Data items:

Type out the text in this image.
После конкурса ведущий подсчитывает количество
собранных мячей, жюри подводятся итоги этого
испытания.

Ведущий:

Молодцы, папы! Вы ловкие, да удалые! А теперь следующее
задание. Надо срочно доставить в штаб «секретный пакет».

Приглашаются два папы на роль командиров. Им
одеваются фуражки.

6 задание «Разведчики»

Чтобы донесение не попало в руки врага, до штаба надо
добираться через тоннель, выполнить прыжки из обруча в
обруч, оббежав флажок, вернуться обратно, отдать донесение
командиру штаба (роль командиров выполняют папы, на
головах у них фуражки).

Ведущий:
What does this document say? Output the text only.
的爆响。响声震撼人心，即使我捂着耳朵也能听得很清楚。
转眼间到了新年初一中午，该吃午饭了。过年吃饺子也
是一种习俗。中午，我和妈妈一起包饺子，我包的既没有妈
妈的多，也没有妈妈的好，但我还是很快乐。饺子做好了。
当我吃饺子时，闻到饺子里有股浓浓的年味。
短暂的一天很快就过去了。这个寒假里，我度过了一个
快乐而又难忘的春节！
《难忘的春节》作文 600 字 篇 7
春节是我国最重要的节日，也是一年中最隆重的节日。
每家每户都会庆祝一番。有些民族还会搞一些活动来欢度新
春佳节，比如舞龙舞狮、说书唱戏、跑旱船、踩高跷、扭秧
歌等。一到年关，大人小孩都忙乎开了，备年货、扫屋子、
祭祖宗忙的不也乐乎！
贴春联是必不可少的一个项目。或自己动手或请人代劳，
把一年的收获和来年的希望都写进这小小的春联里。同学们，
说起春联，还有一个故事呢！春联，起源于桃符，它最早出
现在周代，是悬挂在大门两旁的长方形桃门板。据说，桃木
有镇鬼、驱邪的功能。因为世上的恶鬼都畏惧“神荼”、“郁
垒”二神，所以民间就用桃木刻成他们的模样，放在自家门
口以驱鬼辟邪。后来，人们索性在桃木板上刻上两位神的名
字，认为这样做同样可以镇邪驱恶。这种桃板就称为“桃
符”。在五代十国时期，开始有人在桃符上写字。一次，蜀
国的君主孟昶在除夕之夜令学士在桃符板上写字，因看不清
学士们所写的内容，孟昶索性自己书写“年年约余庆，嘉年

[What you need to do]: Repeat every line of the material exactly as given.

[Reply]:
Type out the text in this image.
После конкурса ведущий подсчитывает количество
собранных мячей, жюри подводятся итоги этого
испытания.

Ведущий:

Молодцы, папы! Вы ловкие, да удалые! А теперь следующее
задание. Надо срочно доставить в штаб «секретный пакет».

Приглашаются два папы на роль командиров. Им
одеваются фуражки.

6 задание «Разведчики»

Чтобы донесение не попало в руки врага, до штаба надо
добираться через тоннель, выполнить прыжки из обруча в
обруч, оббежав флажок, вернуться обратно, отдать донесение
командиру штаба (роль командиров выполняют папы, на
головах у них фуражки).

Ведущий:
What does this document say? Output the text only.
的爆响。响声震撼人心，即使我捂着耳朵也能听得很清楚。
转眼间到了新年初一中午，该吃午饭了。过年吃饺子也
是一种习俗。中午，我和妈妈一起包饺子，我包的既没有妈
妈的多，也没有妈妈的好，但我还是很快乐。饺子做好了。
当我吃饺子时，闻到饺子里有股浓浓的年味。
短暂的一天很快就过去了。这个寒假里，我度过了一个
快乐而又难忘的春节！
《难忘的春节》作文 600 字 篇 7
春节是我国最重要的节日，也是一年中最隆重的节日。
每家每户都会庆祝一番。有些民族还会搞一些活动来欢度新
春佳节，比如舞龙舞狮、说书唱戏、跑旱船、踩高跷、扭秧
歌等。一到年关，大人小孩都忙乎开了，备年货、扫屋子、
祭祖宗忙的不也乐乎！
贴春联是必不可少的一个项目。或自己动手或请人代劳，
把一年的收获和来年的希望都写进这小小的春联里。同学们，
说起春联，还有一个故事呢！春联，起源于桃符，它最早出
现在周代，是悬挂在大门两旁的长方形桃门板。据说，桃木
有镇鬼、驱邪的功能。因为世上的恶鬼都畏惧“神荼”、“郁
垒”二神，所以民间就用桃木刻成他们的模样，放在自家门
口以驱鬼辟邪。后来，人们索性在桃木板上刻上两位神的名
字，认为这样做同样可以镇邪驱恶。这种桃板就称为“桃
符”。在五代十国时期，开始有人在桃符上写字。一次，蜀
国的君主孟昶在除夕之夜令学士在桃符板上写字，因看不清
学士们所写的内容，孟昶索性自己书写“年年约余庆，嘉年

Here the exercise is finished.